> _EXERCISE INPUTS_:
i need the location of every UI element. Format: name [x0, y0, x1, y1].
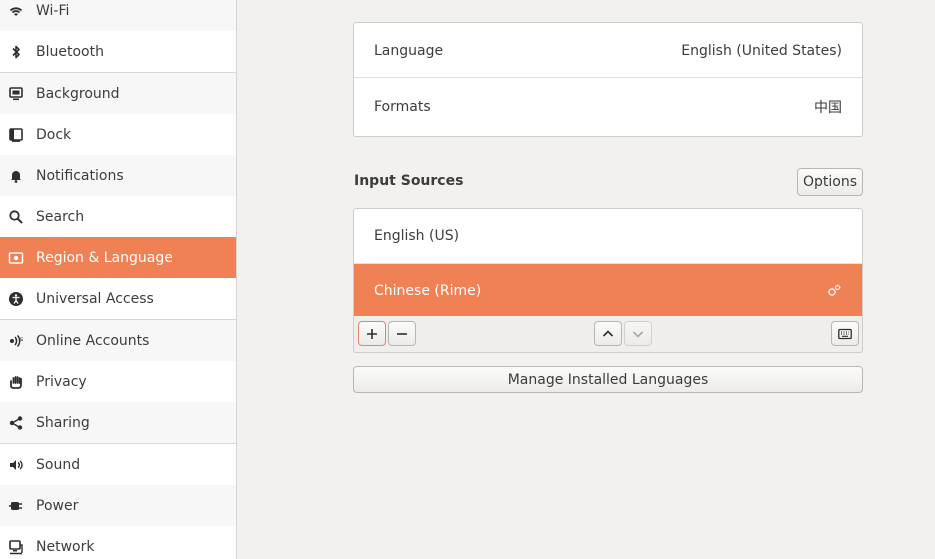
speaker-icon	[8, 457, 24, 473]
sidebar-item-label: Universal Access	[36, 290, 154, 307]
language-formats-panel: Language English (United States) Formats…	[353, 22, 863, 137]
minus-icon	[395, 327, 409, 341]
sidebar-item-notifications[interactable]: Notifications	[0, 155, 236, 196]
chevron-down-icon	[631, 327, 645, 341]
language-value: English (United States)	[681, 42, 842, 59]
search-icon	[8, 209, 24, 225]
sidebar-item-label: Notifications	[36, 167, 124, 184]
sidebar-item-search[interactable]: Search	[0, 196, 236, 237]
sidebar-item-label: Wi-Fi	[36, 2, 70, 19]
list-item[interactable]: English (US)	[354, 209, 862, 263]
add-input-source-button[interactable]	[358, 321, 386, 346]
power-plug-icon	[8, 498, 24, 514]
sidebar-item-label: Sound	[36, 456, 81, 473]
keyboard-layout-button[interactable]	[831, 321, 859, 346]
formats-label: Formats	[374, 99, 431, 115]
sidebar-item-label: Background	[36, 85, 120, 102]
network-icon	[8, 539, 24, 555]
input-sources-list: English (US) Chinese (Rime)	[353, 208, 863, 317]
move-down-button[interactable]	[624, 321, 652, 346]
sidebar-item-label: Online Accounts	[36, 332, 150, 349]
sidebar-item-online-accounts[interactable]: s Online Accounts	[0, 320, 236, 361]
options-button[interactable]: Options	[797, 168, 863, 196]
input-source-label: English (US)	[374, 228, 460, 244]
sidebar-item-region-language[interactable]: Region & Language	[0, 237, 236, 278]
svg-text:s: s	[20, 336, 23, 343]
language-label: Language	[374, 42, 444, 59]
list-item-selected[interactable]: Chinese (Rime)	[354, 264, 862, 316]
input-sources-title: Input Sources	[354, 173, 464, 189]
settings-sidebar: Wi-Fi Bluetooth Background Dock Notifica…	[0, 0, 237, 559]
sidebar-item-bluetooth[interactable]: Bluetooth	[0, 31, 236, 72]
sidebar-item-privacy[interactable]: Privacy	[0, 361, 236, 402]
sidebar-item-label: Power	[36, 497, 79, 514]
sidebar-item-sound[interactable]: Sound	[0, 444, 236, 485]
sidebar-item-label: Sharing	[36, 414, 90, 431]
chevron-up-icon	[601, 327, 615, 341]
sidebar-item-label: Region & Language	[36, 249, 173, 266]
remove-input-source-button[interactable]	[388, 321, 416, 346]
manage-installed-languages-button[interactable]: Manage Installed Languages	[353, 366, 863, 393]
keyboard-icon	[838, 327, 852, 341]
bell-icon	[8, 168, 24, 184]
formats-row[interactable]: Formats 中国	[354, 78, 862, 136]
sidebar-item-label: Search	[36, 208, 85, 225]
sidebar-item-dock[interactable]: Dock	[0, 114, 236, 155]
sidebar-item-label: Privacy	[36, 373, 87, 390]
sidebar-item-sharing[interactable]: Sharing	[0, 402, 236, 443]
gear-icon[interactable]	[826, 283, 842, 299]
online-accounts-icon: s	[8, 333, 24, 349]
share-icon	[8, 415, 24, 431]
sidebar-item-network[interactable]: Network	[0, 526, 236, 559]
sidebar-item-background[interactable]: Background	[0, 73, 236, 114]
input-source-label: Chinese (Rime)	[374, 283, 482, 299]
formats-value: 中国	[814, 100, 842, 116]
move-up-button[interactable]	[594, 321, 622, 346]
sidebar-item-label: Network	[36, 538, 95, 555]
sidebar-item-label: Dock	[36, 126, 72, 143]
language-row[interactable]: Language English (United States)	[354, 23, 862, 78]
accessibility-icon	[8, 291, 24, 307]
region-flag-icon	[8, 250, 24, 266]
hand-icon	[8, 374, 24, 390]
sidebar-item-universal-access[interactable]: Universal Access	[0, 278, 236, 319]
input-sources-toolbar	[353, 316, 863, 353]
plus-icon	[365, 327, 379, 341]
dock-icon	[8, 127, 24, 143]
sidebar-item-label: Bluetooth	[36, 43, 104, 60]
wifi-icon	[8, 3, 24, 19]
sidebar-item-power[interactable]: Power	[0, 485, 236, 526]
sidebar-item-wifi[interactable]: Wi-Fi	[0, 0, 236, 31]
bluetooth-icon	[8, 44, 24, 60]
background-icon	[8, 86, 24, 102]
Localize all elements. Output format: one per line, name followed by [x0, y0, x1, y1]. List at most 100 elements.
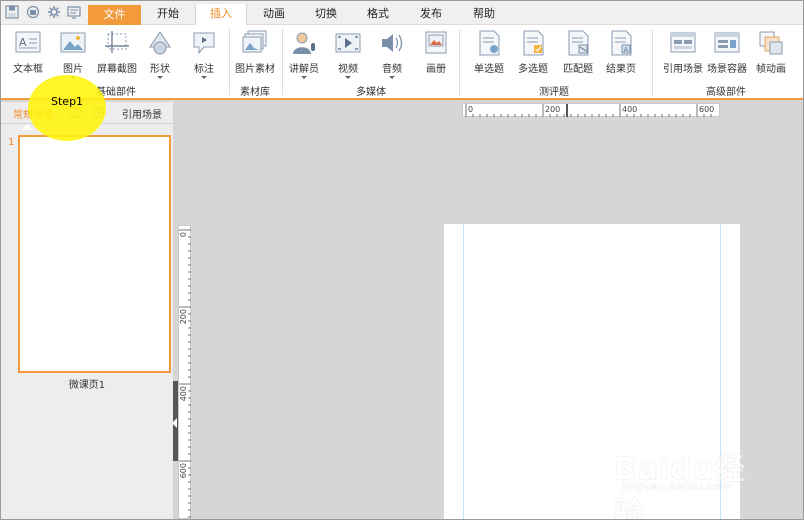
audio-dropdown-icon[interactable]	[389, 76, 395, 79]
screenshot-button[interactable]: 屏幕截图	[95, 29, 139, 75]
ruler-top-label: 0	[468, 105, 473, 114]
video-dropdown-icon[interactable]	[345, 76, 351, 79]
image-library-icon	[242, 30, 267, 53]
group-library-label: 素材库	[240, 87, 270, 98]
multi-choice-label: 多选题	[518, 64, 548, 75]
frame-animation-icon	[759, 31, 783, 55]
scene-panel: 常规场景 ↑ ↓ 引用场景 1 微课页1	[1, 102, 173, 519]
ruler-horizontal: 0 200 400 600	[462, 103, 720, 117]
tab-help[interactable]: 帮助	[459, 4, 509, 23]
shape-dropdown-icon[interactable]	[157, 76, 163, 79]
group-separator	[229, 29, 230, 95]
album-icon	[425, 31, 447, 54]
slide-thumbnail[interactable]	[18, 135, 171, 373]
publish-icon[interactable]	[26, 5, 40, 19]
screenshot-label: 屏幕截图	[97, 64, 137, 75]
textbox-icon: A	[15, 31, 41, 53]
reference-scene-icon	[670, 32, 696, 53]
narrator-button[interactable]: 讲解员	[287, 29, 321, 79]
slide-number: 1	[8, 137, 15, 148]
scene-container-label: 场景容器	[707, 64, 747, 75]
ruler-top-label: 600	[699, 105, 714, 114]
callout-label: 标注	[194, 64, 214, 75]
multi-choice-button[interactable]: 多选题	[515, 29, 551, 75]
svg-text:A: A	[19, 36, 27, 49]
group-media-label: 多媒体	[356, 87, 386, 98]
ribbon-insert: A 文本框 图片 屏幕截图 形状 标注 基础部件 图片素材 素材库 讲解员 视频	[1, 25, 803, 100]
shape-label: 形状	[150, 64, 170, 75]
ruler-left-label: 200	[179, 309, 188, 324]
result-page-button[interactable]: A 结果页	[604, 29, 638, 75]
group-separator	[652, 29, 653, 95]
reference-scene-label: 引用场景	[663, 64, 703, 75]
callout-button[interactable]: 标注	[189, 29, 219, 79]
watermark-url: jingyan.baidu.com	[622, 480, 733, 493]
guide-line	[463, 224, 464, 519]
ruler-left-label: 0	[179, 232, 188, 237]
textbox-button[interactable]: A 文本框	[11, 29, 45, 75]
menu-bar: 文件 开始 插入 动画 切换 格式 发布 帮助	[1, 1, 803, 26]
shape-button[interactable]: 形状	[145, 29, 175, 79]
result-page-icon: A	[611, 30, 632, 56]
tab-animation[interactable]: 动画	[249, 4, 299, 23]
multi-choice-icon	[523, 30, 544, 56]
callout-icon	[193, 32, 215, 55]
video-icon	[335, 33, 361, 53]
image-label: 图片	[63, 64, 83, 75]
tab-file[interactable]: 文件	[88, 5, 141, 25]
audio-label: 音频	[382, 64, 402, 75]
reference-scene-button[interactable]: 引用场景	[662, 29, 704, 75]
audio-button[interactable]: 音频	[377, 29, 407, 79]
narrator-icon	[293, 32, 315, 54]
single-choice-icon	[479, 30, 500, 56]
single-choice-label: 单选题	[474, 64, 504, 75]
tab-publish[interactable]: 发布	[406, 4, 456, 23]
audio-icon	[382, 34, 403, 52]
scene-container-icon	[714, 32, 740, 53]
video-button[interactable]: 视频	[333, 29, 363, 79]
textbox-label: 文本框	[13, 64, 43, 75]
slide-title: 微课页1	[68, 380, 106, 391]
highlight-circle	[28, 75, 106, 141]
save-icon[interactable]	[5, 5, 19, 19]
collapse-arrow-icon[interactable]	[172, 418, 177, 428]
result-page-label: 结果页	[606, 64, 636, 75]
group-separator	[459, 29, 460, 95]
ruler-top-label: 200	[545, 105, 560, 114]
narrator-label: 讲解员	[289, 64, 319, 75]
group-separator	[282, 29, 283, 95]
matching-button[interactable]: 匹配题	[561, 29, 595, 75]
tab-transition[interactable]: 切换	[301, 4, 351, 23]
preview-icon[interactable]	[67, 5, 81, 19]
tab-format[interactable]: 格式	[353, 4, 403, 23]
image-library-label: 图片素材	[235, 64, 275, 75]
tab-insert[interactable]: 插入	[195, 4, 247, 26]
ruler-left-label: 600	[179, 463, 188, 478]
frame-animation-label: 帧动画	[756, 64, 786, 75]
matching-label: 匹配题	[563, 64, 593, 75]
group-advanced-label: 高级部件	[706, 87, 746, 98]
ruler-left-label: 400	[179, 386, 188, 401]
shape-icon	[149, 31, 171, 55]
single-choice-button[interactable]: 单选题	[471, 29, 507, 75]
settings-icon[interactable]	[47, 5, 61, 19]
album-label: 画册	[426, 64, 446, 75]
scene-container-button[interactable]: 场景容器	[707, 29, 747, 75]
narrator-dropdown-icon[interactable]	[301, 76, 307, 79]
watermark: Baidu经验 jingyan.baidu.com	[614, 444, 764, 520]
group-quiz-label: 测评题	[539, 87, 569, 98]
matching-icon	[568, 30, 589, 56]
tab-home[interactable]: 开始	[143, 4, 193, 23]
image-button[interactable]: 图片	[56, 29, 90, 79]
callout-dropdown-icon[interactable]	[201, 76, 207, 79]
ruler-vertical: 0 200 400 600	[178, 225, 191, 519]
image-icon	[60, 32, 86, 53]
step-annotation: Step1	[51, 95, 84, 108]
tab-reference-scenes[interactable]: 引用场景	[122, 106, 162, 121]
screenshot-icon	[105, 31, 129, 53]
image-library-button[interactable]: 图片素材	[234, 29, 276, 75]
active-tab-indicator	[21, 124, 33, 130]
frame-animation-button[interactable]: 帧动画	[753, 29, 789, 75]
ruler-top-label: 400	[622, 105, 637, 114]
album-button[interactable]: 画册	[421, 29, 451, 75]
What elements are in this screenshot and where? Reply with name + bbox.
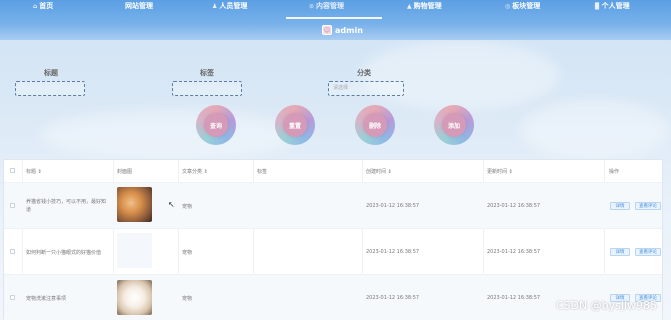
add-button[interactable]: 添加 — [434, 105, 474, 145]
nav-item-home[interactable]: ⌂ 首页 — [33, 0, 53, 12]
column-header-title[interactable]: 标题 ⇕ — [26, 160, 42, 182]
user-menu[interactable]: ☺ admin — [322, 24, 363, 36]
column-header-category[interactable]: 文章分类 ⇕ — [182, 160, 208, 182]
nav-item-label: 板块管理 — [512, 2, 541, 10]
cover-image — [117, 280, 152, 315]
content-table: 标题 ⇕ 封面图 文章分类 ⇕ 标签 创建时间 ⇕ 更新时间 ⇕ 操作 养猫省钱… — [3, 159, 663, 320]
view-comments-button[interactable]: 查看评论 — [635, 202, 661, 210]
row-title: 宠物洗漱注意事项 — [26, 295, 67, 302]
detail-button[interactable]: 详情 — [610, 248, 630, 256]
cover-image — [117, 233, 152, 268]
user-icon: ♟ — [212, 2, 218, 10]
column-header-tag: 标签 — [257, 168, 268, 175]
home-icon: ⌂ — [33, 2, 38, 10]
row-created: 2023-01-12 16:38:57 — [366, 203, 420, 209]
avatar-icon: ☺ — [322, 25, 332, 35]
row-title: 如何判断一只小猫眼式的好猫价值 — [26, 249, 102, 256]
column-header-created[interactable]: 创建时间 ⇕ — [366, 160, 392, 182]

> _WORK TO COMPLETE_: Pull from the data above each line that contains the string "引用场景".

> _RESULT FOR THIS TASK_:
scene-panel: 常规场景 ↑ ↓ 引用场景 1 微课页1	[1, 102, 173, 519]
reference-scene-label: 引用场景	[663, 64, 703, 75]
reference-scene-button[interactable]: 引用场景	[662, 29, 704, 75]
tab-reference-scenes[interactable]: 引用场景	[122, 106, 162, 121]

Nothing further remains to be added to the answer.